### Exercises:
(A) In the passage on business model-neutral regulation, what is the only example of a business model intentionally embedded in regulation?
(B) Update the passage on business model-neutral regulation from "It is unusual" to "inspired that regulation.", putting "lawmaker" in place of "regulator".

### Provided passage:
* begin *

5.1 A three-step approach


It is unusual to find a business model embedded in regulation intentionally – the only example identified above is the restriction of e-money issuance to authorised institutions. More commonly the embedding is both implicit and unconscious. The first step towards business model-neutral regulation must therefore be for the regulator to articulate the business model which has inspired that regulation.


This will enable two important checks to be made:

The business model can be compared with current uses of the technology to identify errors and omissions. As an example, although the internet had not entered the public consciousness during the period 1990-1995 when the Data Protection Directive was under discussion, it was well-known that organisations were sharing data cross-border via proprietary networks rather than transferring datasets between those countries. Articulating this fact would have raised the question whether such sharing amounted to a “transfer” of data, and thus avoided embedding in the Directive the assumption that physically transferring copies of datasets were the only way in which cross-border use would be undertaken.

Predicted changes in the technology and its use can then be researched, and their effects on the underlying business model analysed. In relation to e-signatures the concept of involving a Registration Authority in the certification process had been identified by 1999131, and even before that date experts were arguing that the closed PKI model would be more commercially successful than the open model.132 Identifying this as a potential development in the e-signatures business model would have raised the question of what liability the e-Signatures Directive should impose on Registration Authorities. Similarly, the e-Money Directive’s embedding of the stored value business model for e-money was based on the predominate technologies of the time, but accounted e-payment systems were already in operation133 and the mass penetration of the internet to private users was clearly predictable.134 This should have alerted the regulators to the possibility that the accounted e-payment model might soon become viable, and thus led them to consider whether such payment services should be encompassed by the Directive.


The second step is to avoid the temptations of analogy. The fact that an existing sphere of activity operates successfully under its current regulation does not mean that a new activity, whose anticipated business model has common features with that of the existing activity, can successfully be regulated in the same way. The US Communications Decency Act and the Australian Broadcasting Services Amendment Act provide striking examples of how spectacularly this approach can fail. The danger of regulating by analogy will be much reduced if the business model of the new activity is properly articulated, as suggested in step one, because if this is done the differences between the two business models should become apparent.


The final step which regulators need to take, once they have a clear (and ideally reasonably mature) business model in mind, is to ensure so far as is possible that the regulation does not either (a) mandate those subject to the regulation to adopt the particular business model, or (b) favour that model over alternative models which might later be developed. This is a similar approach to that which has been largely successful in achieving technology-neutral regulation135, and is examined in detail in the next part.


5.2 Achieving business model-neutrality


Once a clear and accurate business model for the activity to be regulated has been developed, regulators will have sufficient information about that activity to attempt to draft it in business model-neutral terms. There are a number of techniques which would assist this process.


First, it is essential to identify and enunciate the regulatory objectives. It is surprising how seldom this is done in any depth, and how easy it is to assume that controlling some aspect of the business model will achieve the intended result without questioning that assumption. Two examples from the EU IT regulation discussed above illustrate this particularly clearly.

* end *

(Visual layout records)
* begin *

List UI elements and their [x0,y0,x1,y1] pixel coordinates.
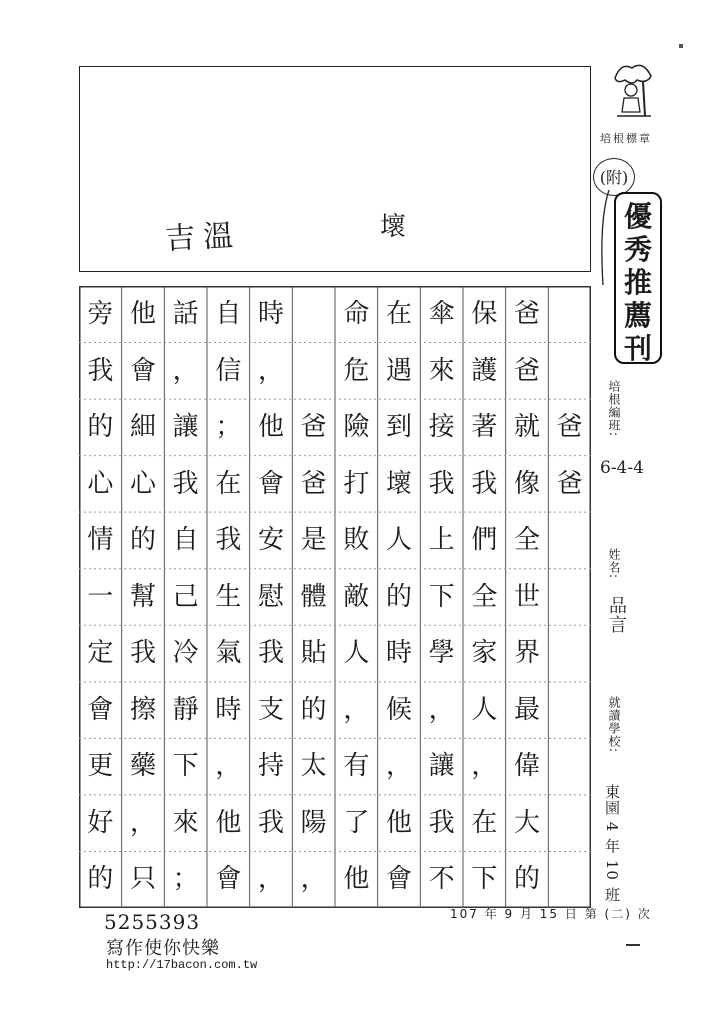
recommend-char: 秀 [623,233,652,266]
bracket-line-icon [597,190,611,285]
bacon-tree-logo-icon [607,60,657,122]
essay-char: 自 [215,299,242,329]
essay-char: 情 [87,525,114,556]
essay-char: 我 [428,807,455,838]
corner-mark [679,44,683,48]
essay-char: 保 [471,299,498,329]
essay-char: 我 [172,468,199,499]
class-value: 6-4-4 [600,458,644,478]
essay-char: 們 [471,525,498,556]
essay-char: 我 [87,355,114,386]
essay-char: 敵 [343,581,370,612]
essay-char: 時 [385,638,412,669]
essay-char: 我 [215,525,242,556]
essay-char: 是 [300,525,327,556]
essay-char: 心 [87,468,114,499]
essay-char: 時 [215,694,242,725]
essay-char: 生 [215,581,242,612]
essay-char: 一 [87,581,114,612]
essay-char: 爸 [556,468,583,499]
essay-char: 支 [257,694,284,725]
essay-char: 我 [257,638,284,669]
essay-char: 好 [87,807,114,838]
essay-id: 5255393 [104,910,201,934]
essay-char: 候 [385,694,412,725]
essay-char: 護 [471,355,498,386]
school-label: 就讀學校: [607,696,621,754]
teacher-comment-text: 吉溫 [164,218,243,257]
essay-char: 的 [300,694,327,725]
teacher-comment-box [79,66,591,272]
essay-char: 讓 [172,412,199,443]
essay-char: 爸 [513,299,540,329]
essay-char: 命 [343,299,370,329]
essay-char: ， [129,807,156,838]
essay-char: 壞 [385,468,412,499]
essay-char: 旁 [87,299,114,329]
essay-char: 體 [300,581,327,612]
essay-char: 己 [172,581,199,612]
essay-char: ， [172,355,199,386]
recommend-char: 推 [623,266,652,299]
essay-char: ； [172,864,199,895]
essay-char: 的 [129,525,156,556]
essay-char: 的 [87,864,114,895]
essay-char: 遇 [385,355,412,386]
school-value: 東園 4 年 10 班 [603,784,621,903]
essay-char: 心 [129,468,156,499]
essay-char: 爸 [300,468,327,499]
name-label: 姓名: [607,548,621,580]
essay-char: 會 [129,355,156,386]
recommend-char: 刊 [623,332,652,365]
essay-char [292,286,335,343]
essay-char: 他 [343,864,370,895]
essay-char: 我 [257,807,284,838]
essay-char: 來 [172,807,199,838]
essay-char: 下 [471,864,498,895]
essay-char: 全 [471,581,498,612]
essay-char: ， [300,864,327,895]
essay-char: 最 [513,694,540,725]
essay-char: 著 [471,412,498,443]
essay-char: 在 [215,468,242,499]
website-url: http://17bacon.com.tw [106,958,258,972]
essay-char: 會 [215,864,242,895]
essay-char: 學 [428,638,455,669]
essay-char: 到 [385,412,412,443]
essay-char: 敗 [343,525,370,556]
slogan: 寫作使你快樂 [106,938,220,959]
essay-char [292,343,335,400]
essay-char: 在 [471,807,498,838]
essay-char: 讓 [428,751,455,782]
essay-char: 大 [513,807,540,838]
essay-char: ； [215,412,242,443]
essay-char: 接 [428,412,455,443]
essay-char: 人 [471,694,498,725]
essay-char: 不 [428,864,455,895]
essay-char: ， [215,751,242,782]
essay-char: 陽 [300,807,327,838]
essay-char: 有 [343,751,370,782]
essay-char: 世 [513,581,540,612]
essay-char: 信 [215,355,242,386]
date-line: 107 年 9 月 15 日 第 (二) 次 [450,907,652,921]
class-label: 培根編班: [607,380,621,438]
essay-char: 慰 [257,581,284,612]
essay-char: 他 [215,807,242,838]
essay-char: 持 [257,751,284,782]
essay-char: ， [257,864,284,895]
essay-char: 擦 [129,694,156,725]
essay-char: 全 [513,525,540,556]
essay-char: 的 [87,412,114,443]
essay-char: ， [343,694,370,725]
essay-char: 安 [257,525,284,556]
essay-char: 時 [257,299,284,329]
essay-char: 我 [428,468,455,499]
essay-char: 話 [172,299,199,329]
essay-char: 人 [343,638,370,669]
essay-char: 上 [428,525,455,556]
attached-mark: (附) [593,158,635,196]
essay-char: 幫 [129,581,156,612]
essay-char: 來 [428,355,455,386]
essay-char: 會 [87,694,114,725]
recommend-char: 優 [623,200,652,233]
essay-char: 危 [343,355,370,386]
essay-char: 貼 [300,638,327,669]
dash-mark [626,944,640,946]
essay-char: 就 [513,412,540,443]
essay-char: ， [471,751,498,782]
recommend-char: 薦 [623,299,652,332]
essay-char: 細 [129,412,156,443]
essay-char: ， [257,355,284,386]
essay-char: 爸 [513,355,540,386]
essay-char: 更 [87,751,114,782]
teacher-comment-char: 壞 [380,212,407,242]
essay-char: 他 [385,807,412,838]
name-value: 品言 [606,596,627,634]
essay-char: 會 [385,864,412,895]
essay-char: ， [428,694,455,725]
essay-char: 爸 [556,412,583,443]
essay-char: 只 [129,864,156,895]
essay-char: 打 [343,468,370,499]
essay-char: 太 [300,751,327,782]
essay-char [548,343,591,400]
essay-char: 像 [513,468,540,499]
essay-char: 爸 [300,412,327,443]
essay-char: 定 [87,638,114,669]
essay-char: ， [385,751,412,782]
essay-char: 他 [257,412,284,443]
essay-char: 人 [385,525,412,556]
essay-char: 冷 [172,638,199,669]
essay-char: 了 [343,807,370,838]
essay-char: 我 [129,638,156,669]
essay-char: 下 [172,751,199,782]
essay-char: 偉 [513,751,540,782]
essay-char: 的 [385,581,412,612]
essay-char: 傘 [428,299,455,329]
essay-char: 的 [513,864,540,895]
recommend-stamp [614,192,662,364]
essay-char: 我 [471,468,498,499]
stamp-label: 培根標章 [600,132,652,145]
essay-char: 他 [129,299,156,329]
essay-char: 險 [343,412,370,443]
essay-char: 在 [385,299,412,329]
essay-char: 界 [513,638,540,669]
essay-char [548,286,591,343]
essay-char: 自 [172,525,199,556]
essay-char: 藥 [129,751,156,782]
essay-char: 下 [428,581,455,612]
essay-char: 會 [257,468,284,499]
essay-char: 靜 [172,694,199,725]
essay-char: 氣 [215,638,242,669]
essay-char: 家 [471,638,498,669]
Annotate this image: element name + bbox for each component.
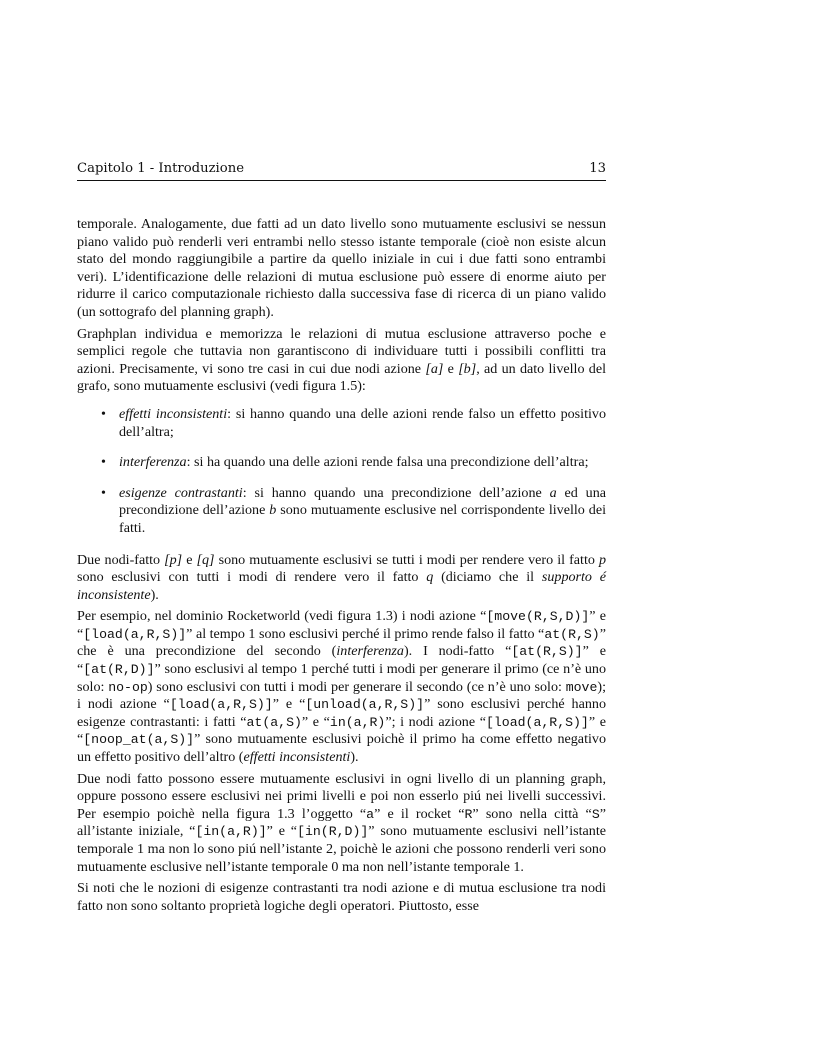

* end *

### Final results:
(A) The restriction of e-money issuance to authorised institutions.

(B)
It is unusual to find a business model embedded in regulation intentionally – the only example identified above is the restriction of e-money issuance to authorised institutions. More commonly the embedding is both implicit and unconscious. The first step towards business model-neutral regulation must therefore be for the lawmaker to articulate the business model which has inspired that regulation.